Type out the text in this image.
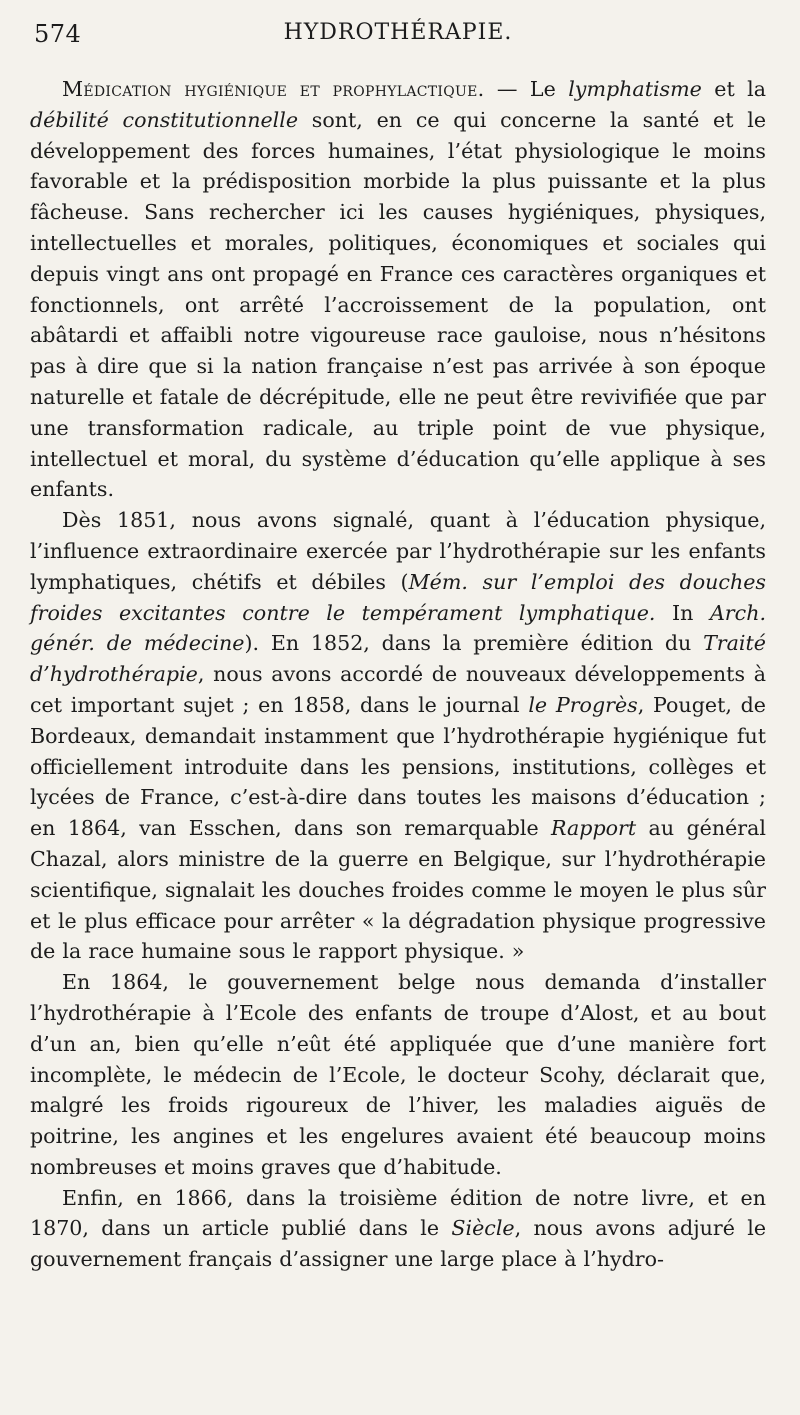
574	HYDROTHÉRAPIE.

Médication hygiénique et prophylactique. — Le lymphatisme et la débilité constitutionnelle sont, en ce qui concerne la santé et le développement des forces humaines, l’état physiologique le moins favorable et la prédisposition morbide la plus puissante et la plus fâcheuse. Sans rechercher ici les causes hygiéniques, physiques, intellectuelles et morales, politiques, économiques et sociales qui depuis vingt ans ont propagé en France ces caractères organiques et fonctionnels, ont arrêté l’accroissement de la population, ont abâtardi et affaibli notre vigoureuse race gauloise, nous n’hésitons pas à dire que si la nation française n’est pas arrivée à son époque naturelle et fatale de décrépitude, elle ne peut être revivifiée que par une transformation radicale, au triple point de vue physique, intellectuel et moral, du système d’éducation qu’elle applique à ses enfants.

Dès 1851, nous avons signalé, quant à l’éducation physique, l’influence extraordinaire exercée par l’hydrothérapie sur les enfants lymphatiques, chétifs et débiles (Mém. sur l’emploi des douches froides excitantes contre le tempérament lymphatique. In Arch. génér. de médecine). En 1852, dans la première édition du Traité d’hydrothérapie, nous avons accordé de nouveaux développements à cet important sujet ; en 1858, dans le journal le Progrès, Pouget, de Bordeaux, demandait instamment que l’hydrothérapie hygiénique fut officiellement introduite dans les pensions, institutions, collèges et lycées de France, c’est-à-dire dans toutes les maisons d’éducation ; en 1864, van Esschen, dans son remarquable Rapport au général Chazal, alors ministre de la guerre en Belgique, sur l’hydrothérapie scientifique, signalait les douches froides comme le moyen le plus sûr et le plus efficace pour arrêter « la dégradation physique progressive de la race humaine sous le rapport physique. »

En 1864, le gouvernement belge nous demanda d’installer l’hydrothérapie à l’Ecole des enfants de troupe d’Alost, et au bout d’un an, bien qu’elle n’eût été appliquée que d’une manière fort incomplète, le médecin de l’Ecole, le docteur Scohy, déclarait que, malgré les froids rigoureux de l’hiver, les maladies aiguës de poitrine, les angines et les engelures avaient été beaucoup moins nombreuses et moins graves que d’habitude.

Enfin, en 1866, dans la troisième édition de notre livre, et en 1870, dans un article publié dans le Siècle, nous avons adjuré le gouvernement français d’assigner une large place à l’hydro-
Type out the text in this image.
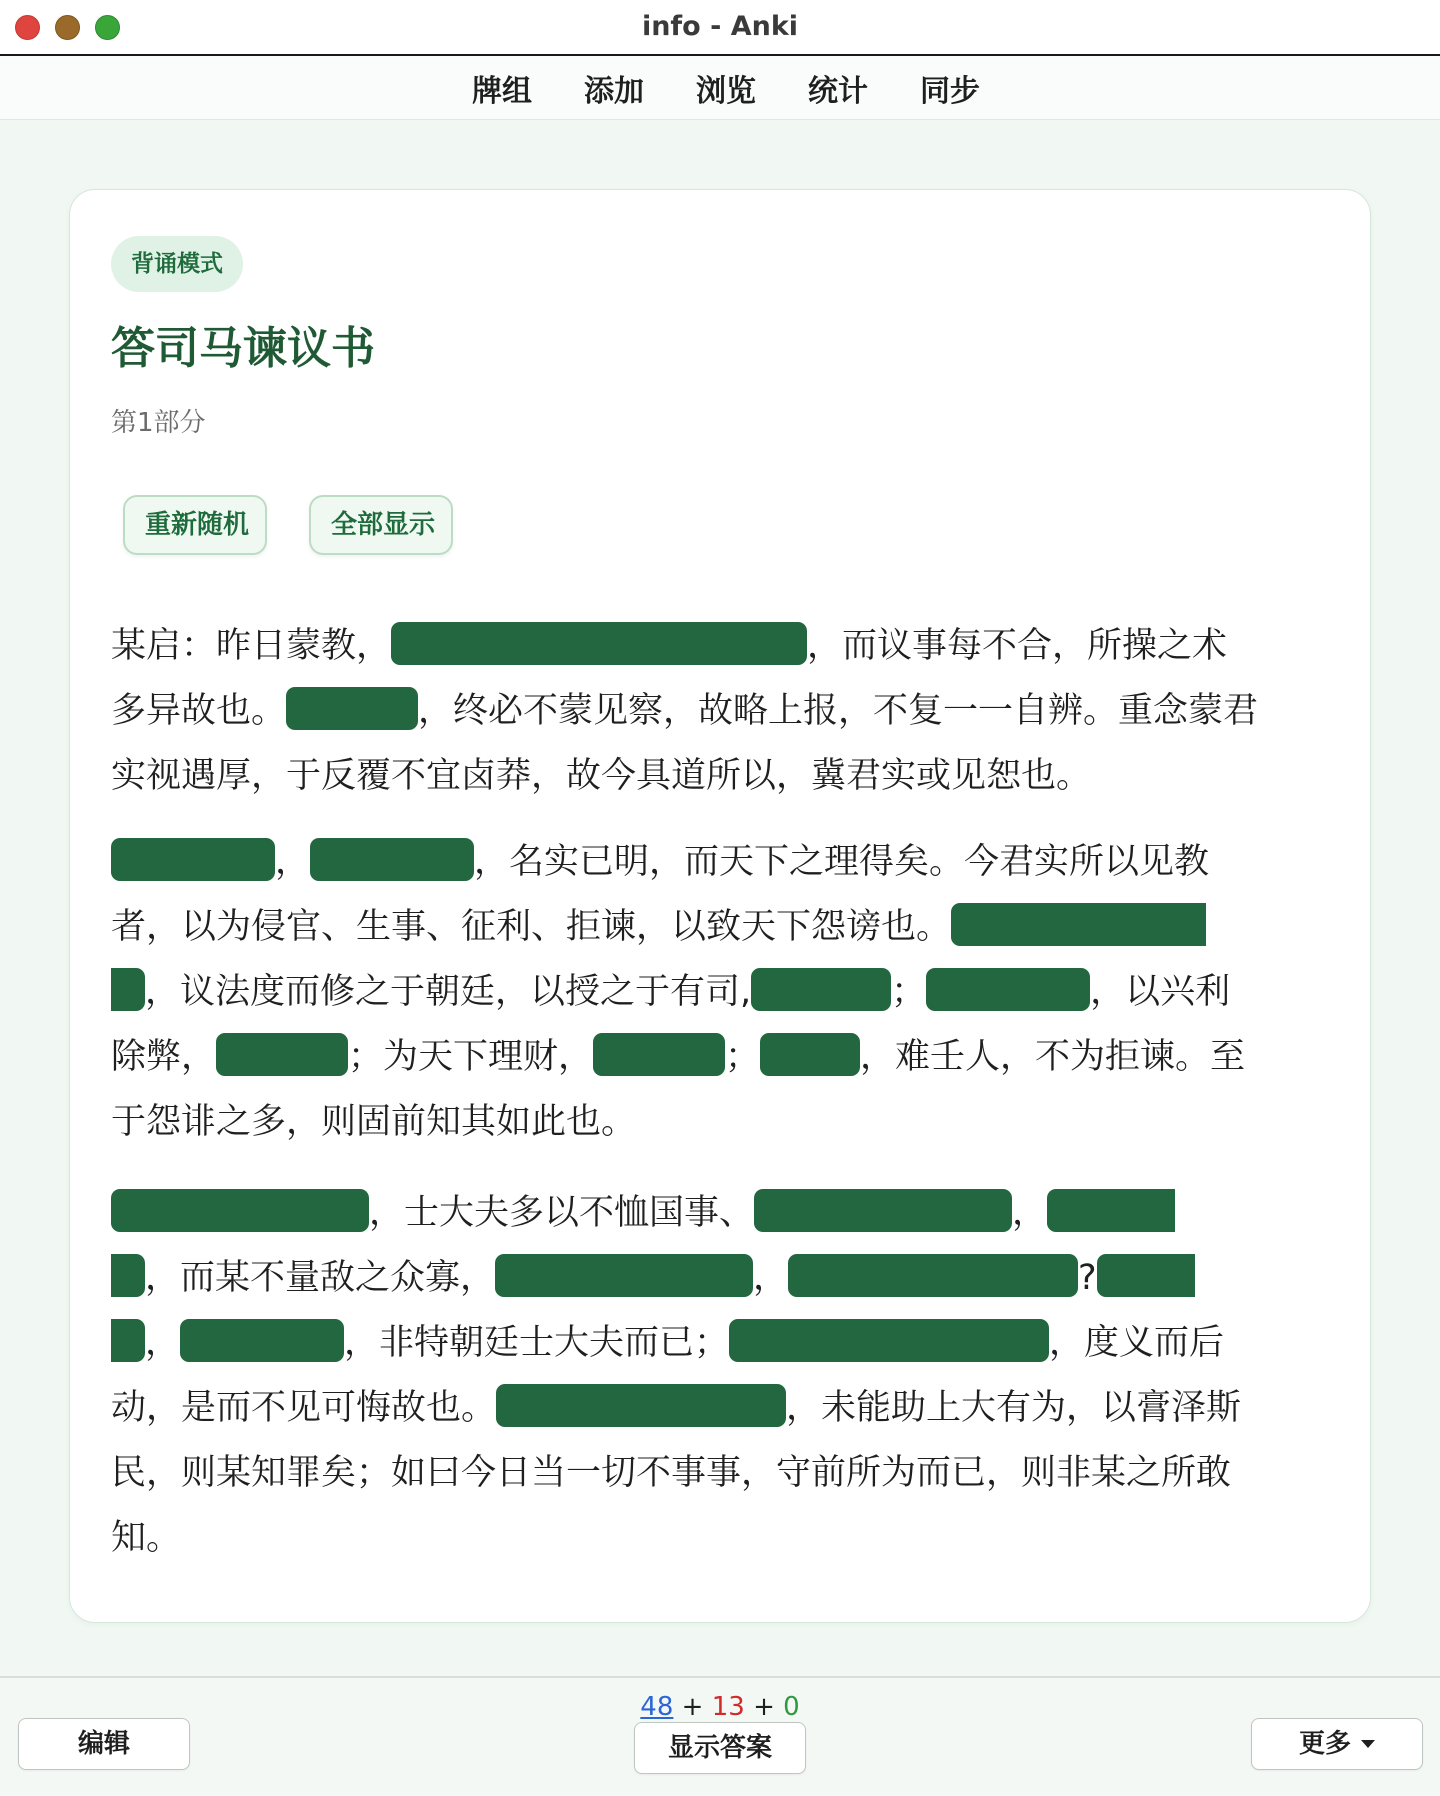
info - Anki
牌组 添加 浏览 统计 同步
背诵模式
答司马谏议书
第1部分
重新随机	全部显示
某启：昨日蒙教，	，而议事每不合，所操之术
多异故也。	，终必不蒙见察，故略上报，不复一一自辨。重念蒙君
实视遇厚，于反覆不宜卤莽，故今具道所以，冀君实或见恕也。
，	，名实已明，而天下之理得矣。今君实所以见教
者，以为侵官、生事、征利、拒谏，以致天下怨谤也。
，议法度而修之于朝廷，以授之于有司,	；	，以兴利
除弊，	；为天下理财，	；	，难壬人，不为拒谏。至
于怨诽之多，则固前知其如此也。
，士大夫多以不恤国事、	，
，而某不量敌之众寡，	，	?
，	，非特朝廷士大夫而已；	，度义而后
动，是而不见可悔故也。	，未能助上大有为，以膏泽斯
民，则某知罪矣；如曰今日当一切不事事，守前所为而已，则非某之所敢
知。
48 + 13 + 0
编辑	显示答案	更多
■ ■ ■ ■ ■ ■ ■
Leaving all pictures aside, quote each record exactly.

Type out the text in this image.
574	HYDROTHÉRAPIE.

Médication hygiénique et prophylactique. — Le lymphatisme et la débilité constitutionnelle sont, en ce qui concerne la santé et le développement des forces humaines, l’état physiologique le moins favorable et la prédisposition morbide la plus puissante et la plus fâcheuse. Sans rechercher ici les causes hygiéniques, physiques, intellectuelles et morales, politiques, économiques et sociales qui depuis vingt ans ont propagé en France ces caractères organiques et fonctionnels, ont arrêté l’accroissement de la population, ont abâtardi et affaibli notre vigoureuse race gauloise, nous n’hésitons pas à dire que si la nation française n’est pas arrivée à son époque naturelle et fatale de décrépitude, elle ne peut être revivifiée que par une transformation radicale, au triple point de vue physique, intellectuel et moral, du système d’éducation qu’elle applique à ses enfants.

Dès 1851, nous avons signalé, quant à l’éducation physique, l’influence extraordinaire exercée par l’hydrothérapie sur les enfants lymphatiques, chétifs et débiles (Mém. sur l’emploi des douches froides excitantes contre le tempérament lymphatique. In Arch. génér. de médecine). En 1852, dans la première édition du Traité d’hydrothérapie, nous avons accordé de nouveaux développements à cet important sujet ; en 1858, dans le journal le Progrès, Pouget, de Bordeaux, demandait instamment que l’hydrothérapie hygiénique fut officiellement introduite dans les pensions, institutions, collèges et lycées de France, c’est-à-dire dans toutes les maisons d’éducation ; en 1864, van Esschen, dans son remarquable Rapport au général Chazal, alors ministre de la guerre en Belgique, sur l’hydrothérapie scientifique, signalait les douches froides comme le moyen le plus sûr et le plus efficace pour arrêter « la dégradation physique progressive de la race humaine sous le rapport physique. »

En 1864, le gouvernement belge nous demanda d’installer l’hydrothérapie à l’Ecole des enfants de troupe d’Alost, et au bout d’un an, bien qu’elle n’eût été appliquée que d’une manière fort incomplète, le médecin de l’Ecole, le docteur Scohy, déclarait que, malgré les froids rigoureux de l’hiver, les maladies aiguës de poitrine, les angines et les engelures avaient été beaucoup moins nombreuses et moins graves que d’habitude.

Enfin, en 1866, dans la troisième édition de notre livre, et en 1870, dans un article publié dans le Siècle, nous avons adjuré le gouvernement français d’assigner une large place à l’hydro-
Type out the text in this image.
info - Anki
牌组 添加 浏览 统计 同步
背诵模式
答司马谏议书
第1部分
重新随机	全部显示
某启：昨日蒙教，	，而议事每不合，所操之术
多异故也。	，终必不蒙见察，故略上报，不复一一自辨。重念蒙君
实视遇厚，于反覆不宜卤莽，故今具道所以，冀君实或见恕也。
，	，名实已明，而天下之理得矣。今君实所以见教
者，以为侵官、生事、征利、拒谏，以致天下怨谤也。
，议法度而修之于朝廷，以授之于有司,	；	，以兴利
除弊，	；为天下理财，	；	，难壬人，不为拒谏。至
于怨诽之多，则固前知其如此也。
，士大夫多以不恤国事、	，
，而某不量敌之众寡，	，	?
，	，非特朝廷士大夫而已；	，度义而后
动，是而不见可悔故也。	，未能助上大有为，以膏泽斯
民，则某知罪矣；如曰今日当一切不事事，守前所为而已，则非某之所敢
知。
48 + 13 + 0
编辑	显示答案	更多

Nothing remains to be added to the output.